[Data in this exercise start]

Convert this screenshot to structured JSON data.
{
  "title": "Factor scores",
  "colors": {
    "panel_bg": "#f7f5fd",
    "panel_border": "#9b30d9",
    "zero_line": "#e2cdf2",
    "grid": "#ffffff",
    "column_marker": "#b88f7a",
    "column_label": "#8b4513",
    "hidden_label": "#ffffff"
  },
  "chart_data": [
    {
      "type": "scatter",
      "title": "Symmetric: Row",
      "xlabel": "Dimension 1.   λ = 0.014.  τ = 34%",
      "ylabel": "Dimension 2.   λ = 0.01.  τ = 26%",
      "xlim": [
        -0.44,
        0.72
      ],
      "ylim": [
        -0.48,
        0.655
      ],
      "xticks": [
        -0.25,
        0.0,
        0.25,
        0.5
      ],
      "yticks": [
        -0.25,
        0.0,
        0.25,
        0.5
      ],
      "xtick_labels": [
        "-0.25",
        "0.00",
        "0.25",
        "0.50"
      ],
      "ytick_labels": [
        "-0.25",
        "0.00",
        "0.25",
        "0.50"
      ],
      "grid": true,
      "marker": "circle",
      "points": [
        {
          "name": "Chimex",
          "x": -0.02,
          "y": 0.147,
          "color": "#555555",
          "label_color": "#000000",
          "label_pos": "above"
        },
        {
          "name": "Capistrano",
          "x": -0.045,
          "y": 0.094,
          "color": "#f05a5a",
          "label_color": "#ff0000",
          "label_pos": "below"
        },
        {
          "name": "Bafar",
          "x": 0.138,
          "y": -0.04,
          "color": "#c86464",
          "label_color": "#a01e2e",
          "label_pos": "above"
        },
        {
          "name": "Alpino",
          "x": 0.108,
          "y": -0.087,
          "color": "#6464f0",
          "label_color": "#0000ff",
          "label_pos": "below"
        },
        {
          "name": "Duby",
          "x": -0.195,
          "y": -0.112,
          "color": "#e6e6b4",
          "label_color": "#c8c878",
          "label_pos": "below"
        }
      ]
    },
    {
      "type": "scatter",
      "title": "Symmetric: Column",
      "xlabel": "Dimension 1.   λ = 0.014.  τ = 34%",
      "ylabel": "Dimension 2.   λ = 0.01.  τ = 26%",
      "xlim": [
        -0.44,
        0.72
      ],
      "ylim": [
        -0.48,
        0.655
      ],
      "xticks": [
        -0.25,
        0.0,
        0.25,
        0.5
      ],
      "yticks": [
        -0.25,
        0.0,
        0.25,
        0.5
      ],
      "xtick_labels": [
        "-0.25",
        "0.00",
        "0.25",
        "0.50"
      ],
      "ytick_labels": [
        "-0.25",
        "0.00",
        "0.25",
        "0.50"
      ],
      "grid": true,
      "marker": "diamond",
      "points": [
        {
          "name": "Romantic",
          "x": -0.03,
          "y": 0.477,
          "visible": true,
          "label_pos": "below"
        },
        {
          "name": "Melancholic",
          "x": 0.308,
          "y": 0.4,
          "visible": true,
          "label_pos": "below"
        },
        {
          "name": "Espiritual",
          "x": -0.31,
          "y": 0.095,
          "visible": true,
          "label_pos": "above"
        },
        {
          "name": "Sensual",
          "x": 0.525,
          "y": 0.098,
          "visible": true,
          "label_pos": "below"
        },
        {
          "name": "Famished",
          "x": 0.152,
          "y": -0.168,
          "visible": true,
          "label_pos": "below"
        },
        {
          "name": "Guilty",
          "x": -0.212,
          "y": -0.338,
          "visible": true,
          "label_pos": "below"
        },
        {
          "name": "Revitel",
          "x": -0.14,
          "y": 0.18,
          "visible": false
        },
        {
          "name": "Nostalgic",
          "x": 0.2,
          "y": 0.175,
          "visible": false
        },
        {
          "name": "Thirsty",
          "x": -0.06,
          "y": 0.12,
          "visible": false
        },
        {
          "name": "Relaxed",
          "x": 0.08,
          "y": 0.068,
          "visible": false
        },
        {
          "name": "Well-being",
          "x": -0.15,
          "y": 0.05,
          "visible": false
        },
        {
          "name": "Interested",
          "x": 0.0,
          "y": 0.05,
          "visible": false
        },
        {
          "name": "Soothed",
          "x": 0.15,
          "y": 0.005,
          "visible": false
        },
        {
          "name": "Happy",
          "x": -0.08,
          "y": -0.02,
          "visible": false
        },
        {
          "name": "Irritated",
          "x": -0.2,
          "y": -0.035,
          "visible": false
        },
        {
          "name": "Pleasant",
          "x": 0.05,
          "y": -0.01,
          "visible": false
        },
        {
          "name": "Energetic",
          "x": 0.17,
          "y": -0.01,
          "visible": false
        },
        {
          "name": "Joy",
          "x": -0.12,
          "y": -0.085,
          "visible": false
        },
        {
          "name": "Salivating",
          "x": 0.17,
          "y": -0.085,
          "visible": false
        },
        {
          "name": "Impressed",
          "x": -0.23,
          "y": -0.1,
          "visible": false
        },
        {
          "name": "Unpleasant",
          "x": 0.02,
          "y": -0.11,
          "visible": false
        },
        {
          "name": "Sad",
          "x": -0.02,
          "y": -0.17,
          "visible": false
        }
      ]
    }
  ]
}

[Data in this exercise end]

Copy every record above exactly as it appears.

-- Answer to the task --
Convert this screenshot to structured JSON data.
{
  "title": "Factor scores",
  "colors": {
    "panel_bg": "#f7f5fd",
    "panel_border": "#9b30d9",
    "zero_line": "#e2cdf2",
    "grid": "#ffffff",
    "column_marker": "#b88f7a",
    "column_label": "#8b4513",
    "hidden_label": "#ffffff"
  },
  "chart_data": [
    {
      "type": "scatter",
      "title": "Symmetric: Row",
      "xlabel": "Dimension 1.   λ = 0.014.  τ = 34%",
      "ylabel": "Dimension 2.   λ = 0.01.  τ = 26%",
      "xlim": [
        -0.44,
        0.72
      ],
      "ylim": [
        -0.48,
        0.655
      ],
      "xticks": [
        -0.25,
        0.0,
        0.25,
        0.5
      ],
      "yticks": [
        -0.25,
        0.0,
        0.25,
        0.5
      ],
      "xtick_labels": [
        "-0.25",
        "0.00",
        "0.25",
        "0.50"
      ],
      "ytick_labels": [
        "-0.25",
        "0.00",
        "0.25",
        "0.50"
      ],
      "grid": true,
      "marker": "circle",
      "points": [
        {
          "name": "Chimex",
          "x": -0.02,
          "y": 0.147,
          "color": "#555555",
          "label_color": "#000000",
          "label_pos": "above"
        },
        {
          "name": "Capistrano",
          "x": -0.045,
          "y": 0.094,
          "color": "#f05a5a",
          "label_color": "#ff0000",
          "label_pos": "below"
        },
        {
          "name": "Bafar",
          "x": 0.138,
          "y": -0.04,
          "color": "#c86464",
          "label_color": "#a01e2e",
          "label_pos": "above"
        },
        {
          "name": "Alpino",
          "x": 0.108,
          "y": -0.087,
          "color": "#6464f0",
          "label_color": "#0000ff",
          "label_pos": "below"
        },
        {
          "name": "Duby",
          "x": -0.195,
          "y": -0.112,
          "color": "#e6e6b4",
          "label_color": "#c8c878",
          "label_pos": "below"
        }
      ]
    },
    {
      "type": "scatter",
      "title": "Symmetric: Column",
      "xlabel": "Dimension 1.   λ = 0.014.  τ = 34%",
      "ylabel": "Dimension 2.   λ = 0.01.  τ = 26%",
      "xlim": [
        -0.44,
        0.72
      ],
      "ylim": [
        -0.48,
        0.655
      ],
      "xticks": [
        -0.25,
        0.0,
        0.25,
        0.5
      ],
      "yticks": [
        -0.25,
        0.0,
        0.25,
        0.5
      ],
      "xtick_labels": [
        "-0.25",
        "0.00",
        "0.25",
        "0.50"
      ],
      "ytick_labels": [
        "-0.25",
        "0.00",
        "0.25",
        "0.50"
      ],
      "grid": true,
      "marker": "diamond",
      "points": [
        {
          "name": "Romantic",
          "x": -0.03,
          "y": 0.477,
          "visible": true,
          "label_pos": "below"
        },
        {
          "name": "Melancholic",
          "x": 0.308,
          "y": 0.4,
          "visible": true,
          "label_pos": "below"
        },
        {
          "name": "Espiritual",
          "x": -0.31,
          "y": 0.095,
          "visible": true,
          "label_pos": "above"
        },
        {
          "name": "Sensual",
          "x": 0.525,
          "y": 0.098,
          "visible": true,
          "label_pos": "below"
        },
        {
          "name": "Famished",
          "x": 0.152,
          "y": -0.168,
          "visible": true,
          "label_pos": "below"
        },
        {
          "name": "Guilty",
          "x": -0.212,
          "y": -0.338,
          "visible": true,
          "label_pos": "below"
        },
        {
          "name": "Revitel",
          "x": -0.14,
          "y": 0.18,
          "visible": false
        },
        {
          "name": "Nostalgic",
          "x": 0.2,
          "y": 0.175,
          "visible": false
        },
        {
          "name": "Thirsty",
          "x": -0.06,
          "y": 0.12,
          "visible": false
        },
        {
          "name": "Relaxed",
          "x": 0.08,
          "y": 0.068,
          "visible": false
        },
        {
          "name": "Well-being",
          "x": -0.15,
          "y": 0.05,
          "visible": false
        },
        {
          "name": "Interested",
          "x": 0.0,
          "y": 0.05,
          "visible": false
        },
        {
          "name": "Soothed",
          "x": 0.15,
          "y": 0.005,
          "visible": false
        },
        {
          "name": "Happy",
          "x": -0.08,
          "y": -0.02,
          "visible": false
        },
        {
          "name": "Irritated",
          "x": -0.2,
          "y": -0.035,
          "visible": false
        },
        {
          "name": "Pleasant",
          "x": 0.05,
          "y": -0.01,
          "visible": false
        },
        {
          "name": "Energetic",
          "x": 0.17,
          "y": -0.01,
          "visible": false
        },
        {
          "name": "Joy",
          "x": -0.12,
          "y": -0.085,
          "visible": false
        },
        {
          "name": "Salivating",
          "x": 0.17,
          "y": -0.085,
          "visible": false
        },
        {
          "name": "Impressed",
          "x": -0.23,
          "y": -0.1,
          "visible": false
        },
        {
          "name": "Unpleasant",
          "x": 0.02,
          "y": -0.11,
          "visible": false
        },
        {
          "name": "Sad",
          "x": -0.02,
          "y": -0.17,
          "visible": false
        }
      ]
    }
  ]
}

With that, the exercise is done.